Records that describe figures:
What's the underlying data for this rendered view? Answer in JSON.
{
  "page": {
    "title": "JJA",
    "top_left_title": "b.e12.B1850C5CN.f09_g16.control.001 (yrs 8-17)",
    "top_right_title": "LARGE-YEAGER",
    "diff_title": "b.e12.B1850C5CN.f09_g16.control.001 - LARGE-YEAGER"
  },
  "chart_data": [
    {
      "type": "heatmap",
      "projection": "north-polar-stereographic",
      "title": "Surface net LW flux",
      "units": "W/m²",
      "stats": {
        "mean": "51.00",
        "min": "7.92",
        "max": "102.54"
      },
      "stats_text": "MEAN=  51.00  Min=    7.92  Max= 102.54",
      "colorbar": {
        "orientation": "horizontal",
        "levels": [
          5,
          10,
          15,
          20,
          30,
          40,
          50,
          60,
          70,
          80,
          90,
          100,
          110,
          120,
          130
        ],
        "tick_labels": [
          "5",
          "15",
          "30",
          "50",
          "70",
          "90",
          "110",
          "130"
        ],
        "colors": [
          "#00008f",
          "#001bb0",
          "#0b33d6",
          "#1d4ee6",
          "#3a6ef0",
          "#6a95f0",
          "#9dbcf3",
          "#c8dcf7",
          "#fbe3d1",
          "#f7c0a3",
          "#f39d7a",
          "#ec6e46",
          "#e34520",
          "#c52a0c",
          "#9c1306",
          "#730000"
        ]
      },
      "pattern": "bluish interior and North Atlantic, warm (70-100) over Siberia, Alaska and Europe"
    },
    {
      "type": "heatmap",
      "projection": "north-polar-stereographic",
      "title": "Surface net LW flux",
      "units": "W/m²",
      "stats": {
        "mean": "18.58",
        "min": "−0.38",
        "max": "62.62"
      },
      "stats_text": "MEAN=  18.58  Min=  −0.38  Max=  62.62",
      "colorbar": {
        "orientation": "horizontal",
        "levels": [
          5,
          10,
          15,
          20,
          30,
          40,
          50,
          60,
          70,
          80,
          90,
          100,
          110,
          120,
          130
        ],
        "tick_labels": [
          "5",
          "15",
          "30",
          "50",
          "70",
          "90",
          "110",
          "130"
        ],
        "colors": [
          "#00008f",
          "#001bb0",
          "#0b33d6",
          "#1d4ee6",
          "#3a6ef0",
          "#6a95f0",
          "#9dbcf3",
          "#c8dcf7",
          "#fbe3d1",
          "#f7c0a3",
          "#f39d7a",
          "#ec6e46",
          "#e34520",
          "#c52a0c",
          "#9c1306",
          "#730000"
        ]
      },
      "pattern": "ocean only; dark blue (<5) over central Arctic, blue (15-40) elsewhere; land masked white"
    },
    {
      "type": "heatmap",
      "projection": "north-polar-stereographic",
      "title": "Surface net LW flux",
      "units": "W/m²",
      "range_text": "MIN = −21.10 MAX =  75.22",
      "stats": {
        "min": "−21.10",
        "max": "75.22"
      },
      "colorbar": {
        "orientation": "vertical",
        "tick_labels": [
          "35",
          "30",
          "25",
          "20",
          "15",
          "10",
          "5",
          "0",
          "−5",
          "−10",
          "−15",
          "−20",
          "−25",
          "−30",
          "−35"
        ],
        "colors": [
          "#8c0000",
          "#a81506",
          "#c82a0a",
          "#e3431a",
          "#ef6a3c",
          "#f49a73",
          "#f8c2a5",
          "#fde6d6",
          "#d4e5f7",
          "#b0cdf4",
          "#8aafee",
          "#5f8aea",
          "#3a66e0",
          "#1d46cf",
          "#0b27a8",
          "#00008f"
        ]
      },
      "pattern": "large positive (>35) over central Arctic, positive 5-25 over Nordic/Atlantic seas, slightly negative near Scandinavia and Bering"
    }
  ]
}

DO THIS: Reproduce every entry shown above, precisely as it stands.

CORRECT OUTPUT:
What's the underlying data for this rendered view? Answer in JSON.
{
  "page": {
    "title": "JJA",
    "top_left_title": "b.e12.B1850C5CN.f09_g16.control.001 (yrs 8-17)",
    "top_right_title": "LARGE-YEAGER",
    "diff_title": "b.e12.B1850C5CN.f09_g16.control.001 - LARGE-YEAGER"
  },
  "chart_data": [
    {
      "type": "heatmap",
      "projection": "north-polar-stereographic",
      "title": "Surface net LW flux",
      "units": "W/m²",
      "stats": {
        "mean": "51.00",
        "min": "7.92",
        "max": "102.54"
      },
      "stats_text": "MEAN=  51.00  Min=    7.92  Max= 102.54",
      "colorbar": {
        "orientation": "horizontal",
        "levels": [
          5,
          10,
          15,
          20,
          30,
          40,
          50,
          60,
          70,
          80,
          90,
          100,
          110,
          120,
          130
        ],
        "tick_labels": [
          "5",
          "15",
          "30",
          "50",
          "70",
          "90",
          "110",
          "130"
        ],
        "colors": [
          "#00008f",
          "#001bb0",
          "#0b33d6",
          "#1d4ee6",
          "#3a6ef0",
          "#6a95f0",
          "#9dbcf3",
          "#c8dcf7",
          "#fbe3d1",
          "#f7c0a3",
          "#f39d7a",
          "#ec6e46",
          "#e34520",
          "#c52a0c",
          "#9c1306",
          "#730000"
        ]
      },
      "pattern": "bluish interior and North Atlantic, warm (70-100) over Siberia, Alaska and Europe"
    },
    {
      "type": "heatmap",
      "projection": "north-polar-stereographic",
      "title": "Surface net LW flux",
      "units": "W/m²",
      "stats": {
        "mean": "18.58",
        "min": "−0.38",
        "max": "62.62"
      },
      "stats_text": "MEAN=  18.58  Min=  −0.38  Max=  62.62",
      "colorbar": {
        "orientation": "horizontal",
        "levels": [
          5,
          10,
          15,
          20,
          30,
          40,
          50,
          60,
          70,
          80,
          90,
          100,
          110,
          120,
          130
        ],
        "tick_labels": [
          "5",
          "15",
          "30",
          "50",
          "70",
          "90",
          "110",
          "130"
        ],
        "colors": [
          "#00008f",
          "#001bb0",
          "#0b33d6",
          "#1d4ee6",
          "#3a6ef0",
          "#6a95f0",
          "#9dbcf3",
          "#c8dcf7",
          "#fbe3d1",
          "#f7c0a3",
          "#f39d7a",
          "#ec6e46",
          "#e34520",
          "#c52a0c",
          "#9c1306",
          "#730000"
        ]
      },
      "pattern": "ocean only; dark blue (<5) over central Arctic, blue (15-40) elsewhere; land masked white"
    },
    {
      "type": "heatmap",
      "projection": "north-polar-stereographic",
      "title": "Surface net LW flux",
      "units": "W/m²",
      "range_text": "MIN = −21.10 MAX =  75.22",
      "stats": {
        "min": "−21.10",
        "max": "75.22"
      },
      "colorbar": {
        "orientation": "vertical",
        "tick_labels": [
          "35",
          "30",
          "25",
          "20",
          "15",
          "10",
          "5",
          "0",
          "−5",
          "−10",
          "−15",
          "−20",
          "−25",
          "−30",
          "−35"
        ],
        "colors": [
          "#8c0000",
          "#a81506",
          "#c82a0a",
          "#e3431a",
          "#ef6a3c",
          "#f49a73",
          "#f8c2a5",
          "#fde6d6",
          "#d4e5f7",
          "#b0cdf4",
          "#8aafee",
          "#5f8aea",
          "#3a66e0",
          "#1d46cf",
          "#0b27a8",
          "#00008f"
        ]
      },
      "pattern": "large positive (>35) over central Arctic, positive 5-25 over Nordic/Atlantic seas, slightly negative near Scandinavia and Bering"
    }
  ]
}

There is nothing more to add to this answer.